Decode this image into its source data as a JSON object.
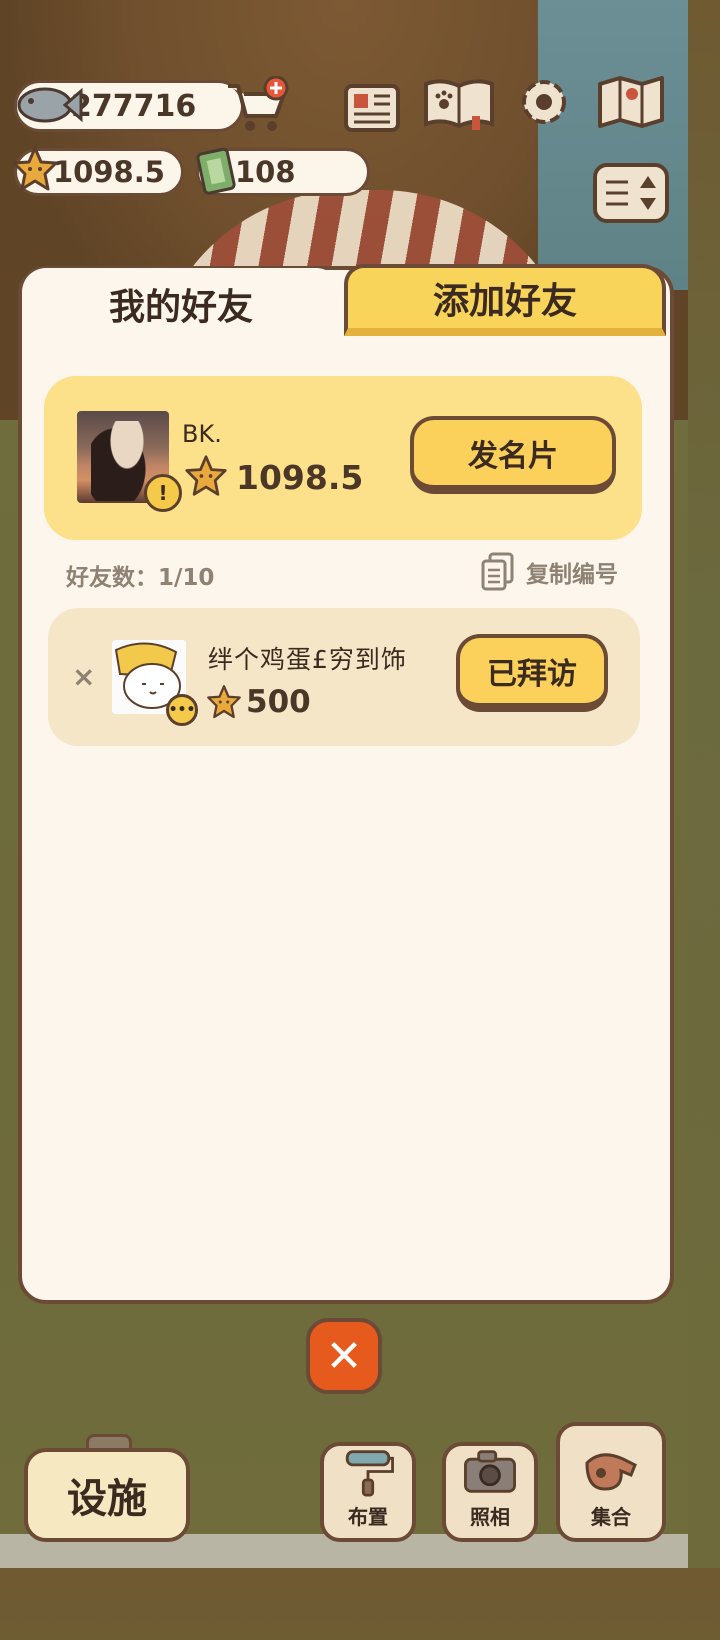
{
  "currency": {
    "fish": "277716",
    "stars": "1098.5",
    "tickets": "108"
  },
  "tabs": {
    "my_friends": "我的好友",
    "add_friend": "添加好友"
  },
  "me": {
    "name": "BK.",
    "score": "1098.5",
    "send_card_label": "发名片"
  },
  "friends_meta": {
    "count_label": "好友数：1/10",
    "copy_id_label": "复制编号"
  },
  "friends": [
    {
      "name": "绊个鸡蛋£穷到饰",
      "score": "500",
      "action_label": "已拜访",
      "remove_symbol": "×"
    }
  ],
  "close_symbol": "✕",
  "bottom_bar": {
    "facility_label": "设施",
    "arrange_label": "布置",
    "photo_label": "照相",
    "gather_label": "集合"
  },
  "icons": {
    "fish": "fish-icon",
    "cart": "shop-cart-icon",
    "star": "star-icon",
    "ticket": "ticket-icon",
    "news": "newspaper-icon",
    "book": "paw-book-icon",
    "gear": "gear-icon",
    "map": "map-icon",
    "sort": "sort-icon"
  },
  "colors": {
    "accent_yellow": "#fcd15b",
    "panel_bg": "#fdf6ec",
    "border_brown": "#6b4b35",
    "close_orange": "#e65a1e"
  }
}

# # # # #

PROBLEM DETAILS:
Leave out all images, then reproduce the entries above exactly.

PROBLEM SOLUTION:
Decode this image into its source data as a JSON object.
{
  "currency": {
    "fish": "277716",
    "stars": "1098.5",
    "tickets": "108"
  },
  "tabs": {
    "my_friends": "我的好友",
    "add_friend": "添加好友"
  },
  "me": {
    "name": "BK.",
    "score": "1098.5",
    "send_card_label": "发名片"
  },
  "friends_meta": {
    "count_label": "好友数：1/10",
    "copy_id_label": "复制编号"
  },
  "friends": [
    {
      "name": "绊个鸡蛋£穷到饰",
      "score": "500",
      "action_label": "已拜访",
      "remove_symbol": "×"
    }
  ],
  "close_symbol": "✕",
  "bottom_bar": {
    "facility_label": "设施",
    "arrange_label": "布置",
    "photo_label": "照相",
    "gather_label": "集合"
  },
  "icons": {
    "fish": "fish-icon",
    "cart": "shop-cart-icon",
    "star": "star-icon",
    "ticket": "ticket-icon",
    "news": "newspaper-icon",
    "book": "paw-book-icon",
    "gear": "gear-icon",
    "map": "map-icon",
    "sort": "sort-icon"
  },
  "colors": {
    "accent_yellow": "#fcd15b",
    "panel_bg": "#fdf6ec",
    "border_brown": "#6b4b35",
    "close_orange": "#e65a1e"
  }
}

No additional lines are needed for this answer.